** Short task **
Without the pictures, return all of the material exactly as written.

** Data shown **
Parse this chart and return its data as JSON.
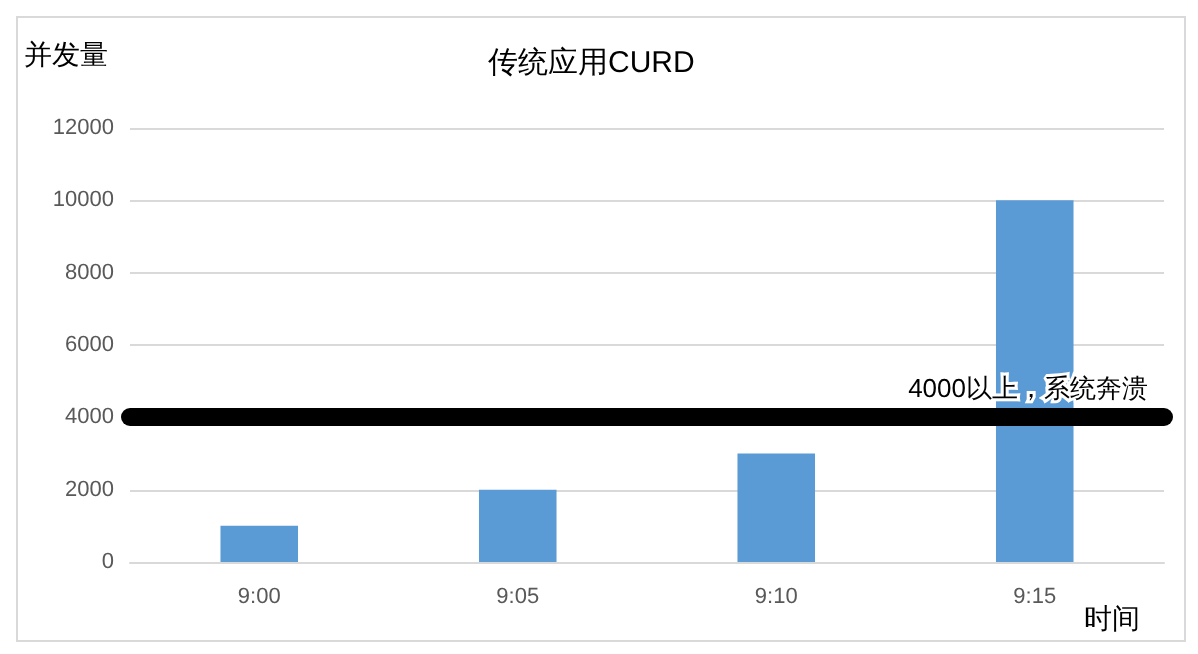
{
  "chart_data": {
    "type": "bar",
    "title": "传统应用CURD",
    "ylabel": "并发量",
    "xlabel": "时间",
    "categories": [
      "9:00",
      "9:05",
      "9:10",
      "9:15"
    ],
    "values": [
      1000,
      2000,
      3000,
      10000
    ],
    "color": "#5b9bd5",
    "ylim": [
      0,
      12000
    ],
    "yticks": [
      0,
      2000,
      4000,
      6000,
      8000,
      10000,
      12000
    ],
    "grid": "y",
    "ref_lines": [
      {
        "axis": "y",
        "value": 4000,
        "label": "4000以上，系统奔溃",
        "color": "#000000"
      }
    ]
  }
}
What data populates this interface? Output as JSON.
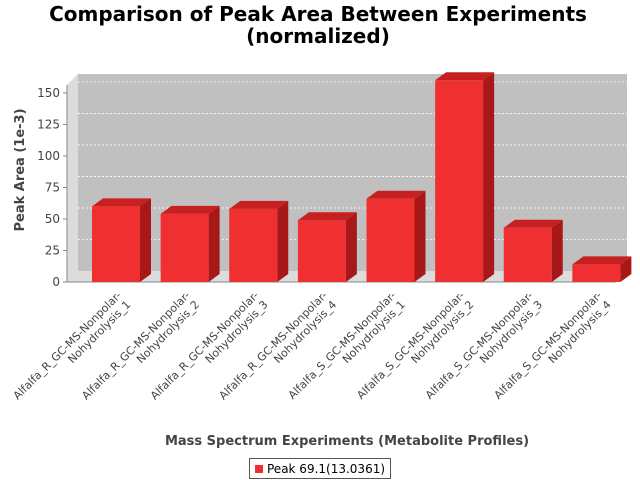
{
  "chart_data": {
    "type": "bar",
    "title": [
      "Comparison of Peak Area Between Experiments",
      "(normalized)"
    ],
    "xlabel": "Mass Spectrum Experiments (Metabolite Profiles)",
    "ylabel": "Peak Area (1e-3)",
    "ylim": [
      0,
      165
    ],
    "yticks": [
      0,
      25,
      50,
      75,
      100,
      125,
      150
    ],
    "categories": [
      [
        "Alfalfa_R_GC-MS-Nonpolar-",
        "Nohydrolysis_1"
      ],
      [
        "Alfalfa_R_GC-MS-Nonpolar-",
        "Nohydrolysis_2"
      ],
      [
        "Alfalfa_R_GC-MS-Nonpolar-",
        "Nohydrolysis_3"
      ],
      [
        "Alfalfa_R_GC-MS-Nonpolar-",
        "Nohydrolysis_4"
      ],
      [
        "Alfalfa_S_GC-MS-Nonpolar-",
        "Nohydrolysis_1"
      ],
      [
        "Alfalfa_S_GC-MS-Nonpolar-",
        "Nohydrolysis_2"
      ],
      [
        "Alfalfa_S_GC-MS-Nonpolar-",
        "Nohydrolysis_3"
      ],
      [
        "Alfalfa_S_GC-MS-Nonpolar-",
        "Nohydrolysis_4"
      ]
    ],
    "series": [
      {
        "name": "Peak 69.1(13.0361)",
        "color": "#f03030",
        "values": [
          60,
          54,
          58,
          49,
          66,
          160,
          43,
          14
        ]
      }
    ],
    "grid": true,
    "legend_position": "bottom"
  }
}
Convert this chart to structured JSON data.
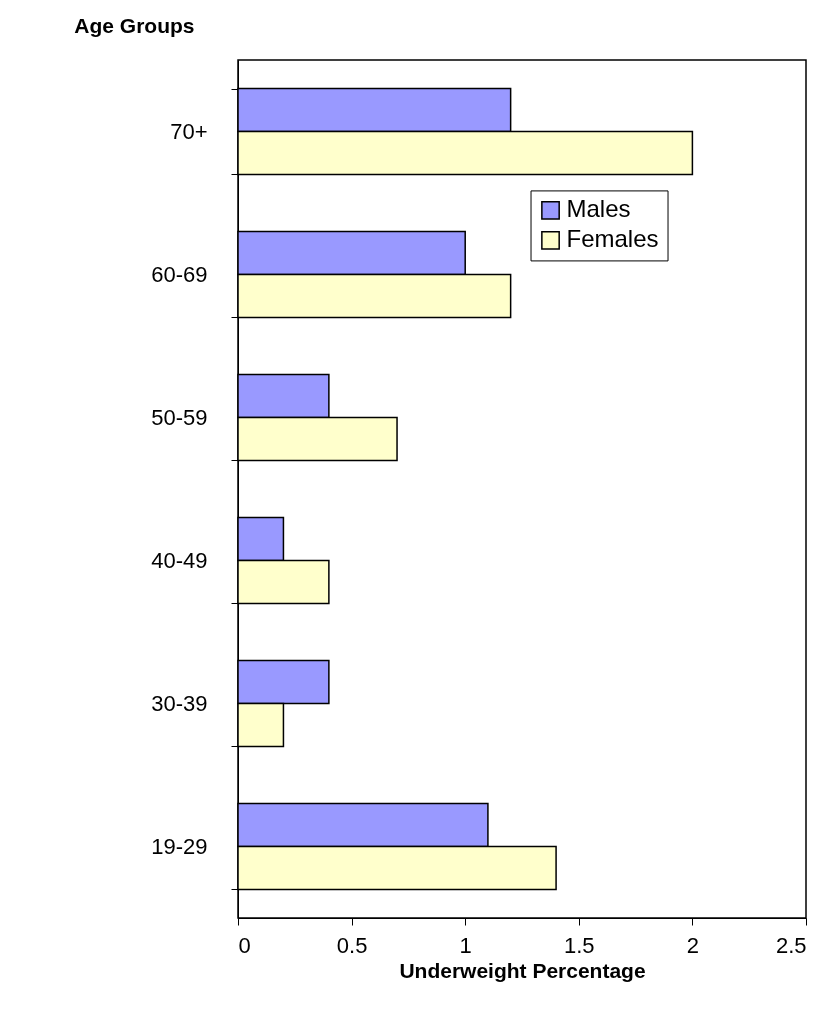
{
  "chart_data": {
    "type": "bar",
    "orientation": "horizontal",
    "xlabel": "Underweight   Percentage",
    "ylabel": "Age Groups",
    "categories": [
      "70+",
      "60-69",
      "50-59",
      "40-49",
      "30-39",
      "19-29"
    ],
    "series": [
      {
        "name": "Males",
        "color": "#9999ff",
        "values": [
          1.2,
          1.0,
          0.4,
          0.2,
          0.4,
          1.1
        ]
      },
      {
        "name": "Females",
        "color": "#ffffcc",
        "values": [
          2.0,
          1.2,
          0.7,
          0.4,
          0.2,
          1.4
        ]
      }
    ],
    "xlim": [
      0,
      2.5
    ],
    "xticks": [
      0,
      0.5,
      1,
      1.5,
      2,
      2.5
    ],
    "grid": false,
    "legend": "top right"
  }
}
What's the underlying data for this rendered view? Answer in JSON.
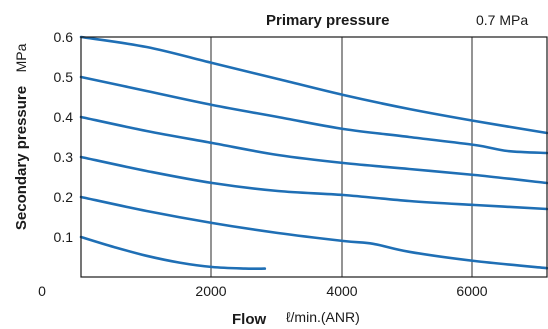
{
  "chart_data": {
    "type": "line",
    "title": "Primary pressure",
    "title_value": "0.7 MPa",
    "xlabel": "Flow",
    "xunit": "ℓ/min.(ANR)",
    "ylabel": "Secondary pressure",
    "yunit": "MPa",
    "xlim": [
      0,
      7100
    ],
    "ylim": [
      0,
      0.6
    ],
    "x_ticks": [
      "0",
      "2000",
      "4000",
      "6000"
    ],
    "y_ticks": [
      "0.1",
      "0.2",
      "0.3",
      "0.4",
      "0.5",
      "0.6"
    ],
    "grid": true,
    "series_color": "#1f6fb5",
    "series": [
      {
        "x": [
          0,
          1000,
          2000,
          3000,
          4000,
          5000,
          6000,
          7100
        ],
        "y": [
          0.6,
          0.575,
          0.535,
          0.495,
          0.455,
          0.42,
          0.39,
          0.36
        ]
      },
      {
        "x": [
          0,
          1000,
          2000,
          3000,
          4000,
          5000,
          6000,
          6500,
          7100
        ],
        "y": [
          0.5,
          0.465,
          0.43,
          0.4,
          0.37,
          0.35,
          0.33,
          0.315,
          0.31
        ]
      },
      {
        "x": [
          0,
          1000,
          2000,
          3000,
          4000,
          5000,
          6000,
          7100
        ],
        "y": [
          0.4,
          0.365,
          0.335,
          0.305,
          0.285,
          0.27,
          0.255,
          0.235
        ]
      },
      {
        "x": [
          0,
          1000,
          2000,
          3000,
          4000,
          5000,
          6000,
          7100
        ],
        "y": [
          0.3,
          0.265,
          0.235,
          0.215,
          0.205,
          0.19,
          0.18,
          0.17
        ]
      },
      {
        "x": [
          0,
          1000,
          2000,
          3000,
          4000,
          4450,
          5000,
          6000,
          7100
        ],
        "y": [
          0.2,
          0.165,
          0.135,
          0.11,
          0.09,
          0.083,
          0.063,
          0.04,
          0.022
        ]
      },
      {
        "x": [
          0,
          500,
          1000,
          1500,
          2000,
          2500,
          2800
        ],
        "y": [
          0.1,
          0.075,
          0.053,
          0.036,
          0.025,
          0.021,
          0.021
        ]
      }
    ]
  }
}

** Task answer **
Parse this chart and return its data as JSON.
{
  "chart_data": {
    "type": "bar",
    "title": "传统应用CURD",
    "ylabel": "并发量",
    "xlabel": "时间",
    "categories": [
      "9:00",
      "9:05",
      "9:10",
      "9:15"
    ],
    "values": [
      1000,
      2000,
      3000,
      10000
    ],
    "color": "#5b9bd5",
    "ylim": [
      0,
      12000
    ],
    "yticks": [
      0,
      2000,
      4000,
      6000,
      8000,
      10000,
      12000
    ],
    "grid": "y",
    "ref_lines": [
      {
        "axis": "y",
        "value": 4000,
        "label": "4000以上，系统奔溃",
        "color": "#000000"
      }
    ]
  }
}
What data populates this interface? Output as JSON.
{
  "chart_data": {
    "type": "bar",
    "title": [
      "Comparison of Peak Area Between Experiments",
      "(normalized)"
    ],
    "xlabel": "Mass Spectrum Experiments (Metabolite Profiles)",
    "ylabel": "Peak Area (1e-3)",
    "ylim": [
      0,
      165
    ],
    "yticks": [
      0,
      25,
      50,
      75,
      100,
      125,
      150
    ],
    "categories": [
      [
        "Alfalfa_R_GC-MS-Nonpolar-",
        "Nohydrolysis_1"
      ],
      [
        "Alfalfa_R_GC-MS-Nonpolar-",
        "Nohydrolysis_2"
      ],
      [
        "Alfalfa_R_GC-MS-Nonpolar-",
        "Nohydrolysis_3"
      ],
      [
        "Alfalfa_R_GC-MS-Nonpolar-",
        "Nohydrolysis_4"
      ],
      [
        "Alfalfa_S_GC-MS-Nonpolar-",
        "Nohydrolysis_1"
      ],
      [
        "Alfalfa_S_GC-MS-Nonpolar-",
        "Nohydrolysis_2"
      ],
      [
        "Alfalfa_S_GC-MS-Nonpolar-",
        "Nohydrolysis_3"
      ],
      [
        "Alfalfa_S_GC-MS-Nonpolar-",
        "Nohydrolysis_4"
      ]
    ],
    "series": [
      {
        "name": "Peak 69.1(13.0361)",
        "color": "#f03030",
        "values": [
          60,
          54,
          58,
          49,
          66,
          160,
          43,
          14
        ]
      }
    ],
    "grid": true,
    "legend_position": "bottom"
  }
}
Convert this chart to structured JSON data.
{
  "chart_data": {
    "type": "bar",
    "orientation": "horizontal",
    "xlabel": "Underweight   Percentage",
    "ylabel": "Age Groups",
    "categories": [
      "70+",
      "60-69",
      "50-59",
      "40-49",
      "30-39",
      "19-29"
    ],
    "series": [
      {
        "name": "Males",
        "color": "#9999ff",
        "values": [
          1.2,
          1.0,
          0.4,
          0.2,
          0.4,
          1.1
        ]
      },
      {
        "name": "Females",
        "color": "#ffffcc",
        "values": [
          2.0,
          1.2,
          0.7,
          0.4,
          0.2,
          1.4
        ]
      }
    ],
    "xlim": [
      0,
      2.5
    ],
    "xticks": [
      0,
      0.5,
      1,
      1.5,
      2,
      2.5
    ],
    "grid": false,
    "legend": "top right"
  }
}
What's the underlying data for this rendered view? Answer in JSON.
{
  "chart_data": {
    "type": "line",
    "title": "Primary pressure",
    "title_value": "0.7 MPa",
    "xlabel": "Flow",
    "xunit": "ℓ/min.(ANR)",
    "ylabel": "Secondary pressure",
    "yunit": "MPa",
    "xlim": [
      0,
      7100
    ],
    "ylim": [
      0,
      0.6
    ],
    "x_ticks": [
      "0",
      "2000",
      "4000",
      "6000"
    ],
    "y_ticks": [
      "0.1",
      "0.2",
      "0.3",
      "0.4",
      "0.5",
      "0.6"
    ],
    "grid": true,
    "series_color": "#1f6fb5",
    "series": [
      {
        "x": [
          0,
          1000,
          2000,
          3000,
          4000,
          5000,
          6000,
          7100
        ],
        "y": [
          0.6,
          0.575,
          0.535,
          0.495,
          0.455,
          0.42,
          0.39,
          0.36
        ]
      },
      {
        "x": [
          0,
          1000,
          2000,
          3000,
          4000,
          5000,
          6000,
          6500,
          7100
        ],
        "y": [
          0.5,
          0.465,
          0.43,
          0.4,
          0.37,
          0.35,
          0.33,
          0.315,
          0.31
        ]
      },
      {
        "x": [
          0,
          1000,
          2000,
          3000,
          4000,
          5000,
          6000,
          7100
        ],
        "y": [
          0.4,
          0.365,
          0.335,
          0.305,
          0.285,
          0.27,
          0.255,
          0.235
        ]
      },
      {
        "x": [
          0,
          1000,
          2000,
          3000,
          4000,
          5000,
          6000,
          7100
        ],
        "y": [
          0.3,
          0.265,
          0.235,
          0.215,
          0.205,
          0.19,
          0.18,
          0.17
        ]
      },
      {
        "x": [
          0,
          1000,
          2000,
          3000,
          4000,
          4450,
          5000,
          6000,
          7100
        ],
        "y": [
          0.2,
          0.165,
          0.135,
          0.11,
          0.09,
          0.083,
          0.063,
          0.04,
          0.022
        ]
      },
      {
        "x": [
          0,
          500,
          1000,
          1500,
          2000,
          2500,
          2800
        ],
        "y": [
          0.1,
          0.075,
          0.053,
          0.036,
          0.025,
          0.021,
          0.021
        ]
      }
    ]
  }
}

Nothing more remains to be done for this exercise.